━━━ RECORDS SHOWN ━━━

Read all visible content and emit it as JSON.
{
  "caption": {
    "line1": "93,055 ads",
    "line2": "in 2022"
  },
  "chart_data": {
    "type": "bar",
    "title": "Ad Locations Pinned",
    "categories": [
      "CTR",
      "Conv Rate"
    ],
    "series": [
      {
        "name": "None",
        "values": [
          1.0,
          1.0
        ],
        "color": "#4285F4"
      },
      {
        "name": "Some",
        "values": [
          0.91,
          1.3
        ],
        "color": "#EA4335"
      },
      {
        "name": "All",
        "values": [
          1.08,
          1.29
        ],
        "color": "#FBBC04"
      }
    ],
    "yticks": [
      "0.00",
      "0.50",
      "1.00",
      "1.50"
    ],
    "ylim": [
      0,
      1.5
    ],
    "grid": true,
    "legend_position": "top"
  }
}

━━━

→ **DIRECTIVE**:
Each line of the data that includes the word "color" counts once; report the total and nothing more.

→ **THE ANSWER**:
3